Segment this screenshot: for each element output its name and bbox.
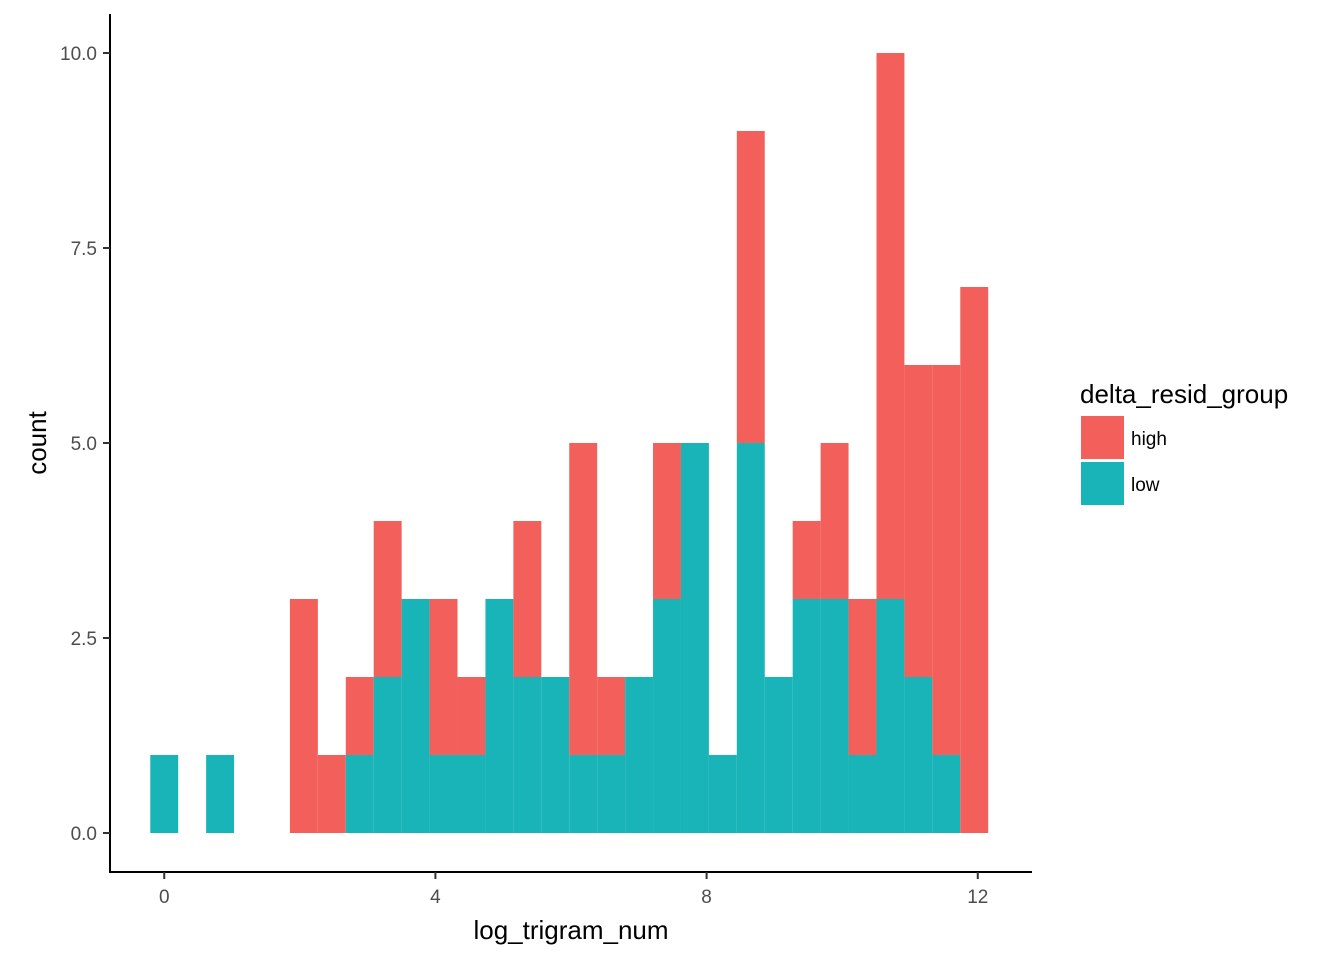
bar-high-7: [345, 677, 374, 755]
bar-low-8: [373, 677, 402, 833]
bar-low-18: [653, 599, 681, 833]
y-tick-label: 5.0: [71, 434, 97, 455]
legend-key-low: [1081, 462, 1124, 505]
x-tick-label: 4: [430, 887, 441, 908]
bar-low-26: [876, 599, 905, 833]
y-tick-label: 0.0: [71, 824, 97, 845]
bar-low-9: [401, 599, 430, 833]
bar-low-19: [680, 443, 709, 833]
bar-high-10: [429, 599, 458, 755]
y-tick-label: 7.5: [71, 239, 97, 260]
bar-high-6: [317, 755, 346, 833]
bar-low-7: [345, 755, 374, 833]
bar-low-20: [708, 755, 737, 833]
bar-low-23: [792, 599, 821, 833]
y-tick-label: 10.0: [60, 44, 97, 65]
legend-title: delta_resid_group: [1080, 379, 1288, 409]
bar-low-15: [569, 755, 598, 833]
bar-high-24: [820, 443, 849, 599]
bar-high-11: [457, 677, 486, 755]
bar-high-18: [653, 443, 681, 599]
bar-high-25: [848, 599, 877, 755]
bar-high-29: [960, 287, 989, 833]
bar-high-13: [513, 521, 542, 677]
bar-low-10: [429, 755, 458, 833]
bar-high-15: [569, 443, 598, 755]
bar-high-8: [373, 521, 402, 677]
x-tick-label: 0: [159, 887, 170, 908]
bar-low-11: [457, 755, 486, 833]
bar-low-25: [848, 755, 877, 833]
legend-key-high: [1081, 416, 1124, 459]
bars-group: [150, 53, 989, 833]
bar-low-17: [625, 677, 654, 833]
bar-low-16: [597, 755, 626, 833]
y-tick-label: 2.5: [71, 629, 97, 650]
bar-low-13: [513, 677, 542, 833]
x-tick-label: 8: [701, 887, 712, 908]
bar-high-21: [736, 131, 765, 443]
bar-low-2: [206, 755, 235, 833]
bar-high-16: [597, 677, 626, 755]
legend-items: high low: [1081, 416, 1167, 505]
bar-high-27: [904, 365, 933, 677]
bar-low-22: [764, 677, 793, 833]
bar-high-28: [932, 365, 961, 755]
##############################
▸ **Goal**
Reproduce the lines above verbatim, omitting the picture.

▸ **The answer**
Segment this screenshot: for each element output its name and bbox.
bar-high-7: [345, 677, 374, 755]
bar-low-8: [373, 677, 402, 833]
bar-low-18: [653, 599, 681, 833]
y-tick-label: 5.0: [71, 434, 97, 455]
legend-key-low: [1081, 462, 1124, 505]
x-tick-label: 4: [430, 887, 441, 908]
bar-low-26: [876, 599, 905, 833]
y-tick-label: 0.0: [71, 824, 97, 845]
bar-low-9: [401, 599, 430, 833]
bar-low-19: [680, 443, 709, 833]
bar-high-10: [429, 599, 458, 755]
y-tick-label: 7.5: [71, 239, 97, 260]
bar-high-6: [317, 755, 346, 833]
bar-low-7: [345, 755, 374, 833]
bar-low-20: [708, 755, 737, 833]
bar-low-23: [792, 599, 821, 833]
y-tick-label: 10.0: [60, 44, 97, 65]
legend-title: delta_resid_group: [1080, 379, 1288, 409]
bar-low-15: [569, 755, 598, 833]
bar-high-24: [820, 443, 849, 599]
bar-high-11: [457, 677, 486, 755]
bar-high-18: [653, 443, 681, 599]
bar-high-25: [848, 599, 877, 755]
bar-high-29: [960, 287, 989, 833]
bar-high-13: [513, 521, 542, 677]
bar-low-10: [429, 755, 458, 833]
bar-high-15: [569, 443, 598, 755]
bar-high-8: [373, 521, 402, 677]
x-tick-label: 0: [159, 887, 170, 908]
bar-low-11: [457, 755, 486, 833]
bar-low-25: [848, 755, 877, 833]
legend-key-high: [1081, 416, 1124, 459]
bars-group: [150, 53, 989, 833]
bar-low-17: [625, 677, 654, 833]
bar-low-16: [597, 755, 626, 833]
y-tick-label: 2.5: [71, 629, 97, 650]
bar-low-13: [513, 677, 542, 833]
x-tick-label: 8: [701, 887, 712, 908]
bar-high-21: [736, 131, 765, 443]
bar-low-2: [206, 755, 235, 833]
bar-high-16: [597, 677, 626, 755]
legend-items: high low: [1081, 416, 1167, 505]
bar-high-27: [904, 365, 933, 677]
bar-low-22: [764, 677, 793, 833]
bar-high-28: [932, 365, 961, 755]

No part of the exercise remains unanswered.